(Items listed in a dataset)
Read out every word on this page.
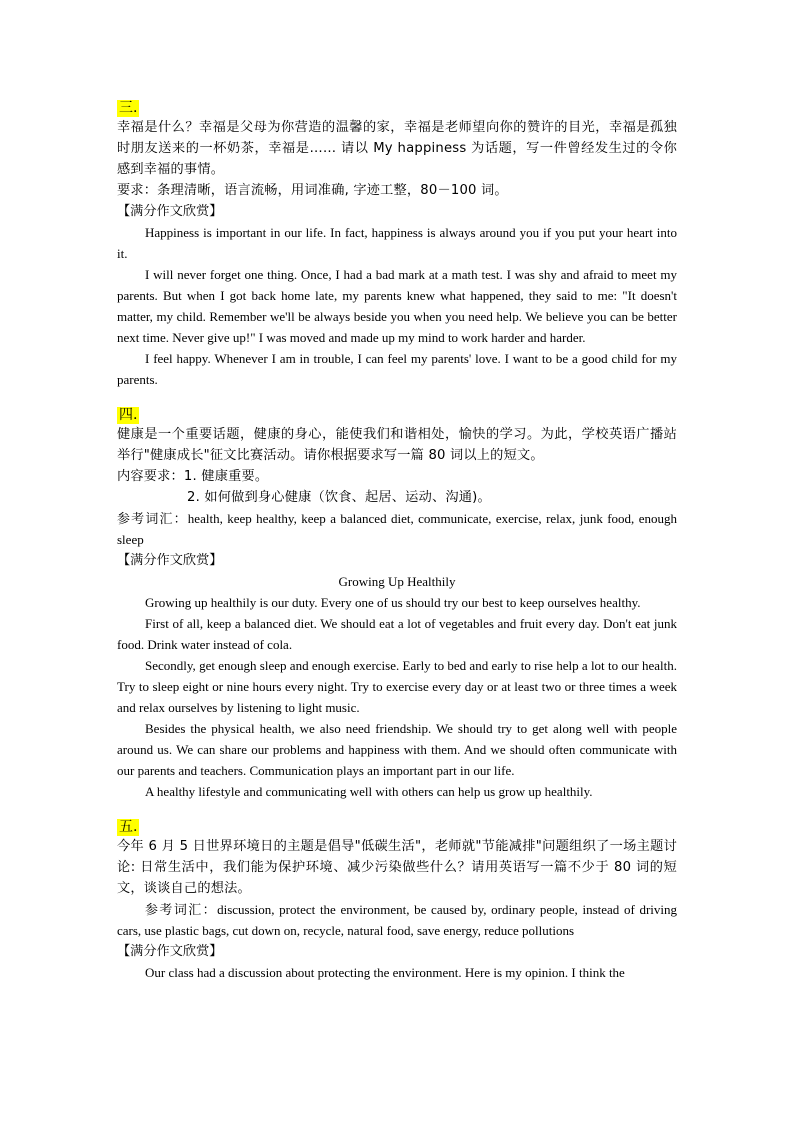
三.

幸福是什么？幸福是父母为你营造的温馨的家，幸福是老师望向你的赞许的目光，幸福是孤独时朋友送来的一杯奶茶，幸福是…… 请以 My happiness 为话题，写一件曾经发生过的令你感到幸福的事情。

要求：条理清晰，语言流畅，用词准确, 字迹工整，80－100 词。

【满分作文欣赏】

Happiness is important in our life. In fact, happiness is always around you if you put your heart into it.

I will never forget one thing. Once, I had a bad mark at a math test. I was shy and afraid to meet my parents. But when I got back home late, my parents knew what happened, they said to me: "It doesn't matter, my child. Remember we'll be always beside you when you need help. We believe you can be better next time. Never give up!" I was moved and made up my mind to work harder and harder.

I feel happy. Whenever I am in trouble, I can feel my parents' love. I want to be a good child for my parents.

四.

健康是一个重要话题，健康的身心，能使我们和谐相处，愉快的学习。为此，学校英语广播站举行"健康成长"征文比赛活动。请你根据要求写一篇 80 词以上的短文。

内容要求：1. 健康重要。

2. 如何做到身心健康（饮食、起居、运动、沟通)。

参考词汇：health, keep healthy, keep a balanced diet, communicate, exercise, relax, junk food, enough sleep

【满分作文欣赏】

Growing Up Healthily

Growing up healthily is our duty. Every one of us should try our best to keep ourselves healthy.

First of all, keep a balanced diet. We should eat a lot of vegetables and fruit every day. Don't eat junk food. Drink water instead of cola.

Secondly, get enough sleep and enough exercise. Early to bed and early to rise help a lot to our health. Try to sleep eight or nine hours every night. Try to exercise every day or at least two or three times a week and relax ourselves by listening to light music.

Besides the physical health, we also need friendship. We should try to get along well with people around us. We can share our problems and happiness with them. And we should often communicate with our parents and teachers. Communication plays an important part in our life.

A healthy lifestyle and communicating well with others can help us grow up healthily.

五.

今年 6 月 5 日世界环境日的主题是倡导"低碳生活"，老师就"节能减排"问题组织了一场主题讨论: 日常生活中，我们能为保护环境、减少污染做些什么？请用英语写一篇不少于 80 词的短文，谈谈自己的想法。

参考词汇：discussion, protect the environment, be caused by, ordinary people, instead of driving cars, use plastic bags, cut down on, recycle, natural food, save energy, reduce pollutions

【满分作文欣赏】

Our class had a discussion about protecting the environment. Here is my opinion. I think the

# EXERCISE BRIEF:
The data above should be repeated exactly, minus any pictures.

# SOLUTION FOR THIS PROBLEM:
Read out every word on this page.
三.

幸福是什么？幸福是父母为你营造的温馨的家，幸福是老师望向你的赞许的目光，幸福是孤独时朋友送来的一杯奶茶，幸福是…… 请以 My happiness 为话题，写一件曾经发生过的令你感到幸福的事情。

要求：条理清晰，语言流畅，用词准确, 字迹工整，80－100 词。

【满分作文欣赏】

Happiness is important in our life. In fact, happiness is always around you if you put your heart into it.

I will never forget one thing. Once, I had a bad mark at a math test. I was shy and afraid to meet my parents. But when I got back home late, my parents knew what happened, they said to me: "It doesn't matter, my child. Remember we'll be always beside you when you need help. We believe you can be better next time. Never give up!" I was moved and made up my mind to work harder and harder.

I feel happy. Whenever I am in trouble, I can feel my parents' love. I want to be a good child for my parents.

四.

健康是一个重要话题，健康的身心，能使我们和谐相处，愉快的学习。为此，学校英语广播站举行"健康成长"征文比赛活动。请你根据要求写一篇 80 词以上的短文。

内容要求：1. 健康重要。

2. 如何做到身心健康（饮食、起居、运动、沟通)。

参考词汇：health, keep healthy, keep a balanced diet, communicate, exercise, relax, junk food, enough sleep

【满分作文欣赏】

Growing Up Healthily

Growing up healthily is our duty. Every one of us should try our best to keep ourselves healthy.

First of all, keep a balanced diet. We should eat a lot of vegetables and fruit every day. Don't eat junk food. Drink water instead of cola.

Secondly, get enough sleep and enough exercise. Early to bed and early to rise help a lot to our health. Try to sleep eight or nine hours every night. Try to exercise every day or at least two or three times a week and relax ourselves by listening to light music.

Besides the physical health, we also need friendship. We should try to get along well with people around us. We can share our problems and happiness with them. And we should often communicate with our parents and teachers. Communication plays an important part in our life.

A healthy lifestyle and communicating well with others can help us grow up healthily.

五.

今年 6 月 5 日世界环境日的主题是倡导"低碳生活"，老师就"节能减排"问题组织了一场主题讨论: 日常生活中，我们能为保护环境、减少污染做些什么？请用英语写一篇不少于 80 词的短文，谈谈自己的想法。

参考词汇：discussion, protect the environment, be caused by, ordinary people, instead of driving cars, use plastic bags, cut down on, recycle, natural food, save energy, reduce pollutions

【满分作文欣赏】

Our class had a discussion about protecting the environment. Here is my opinion. I think the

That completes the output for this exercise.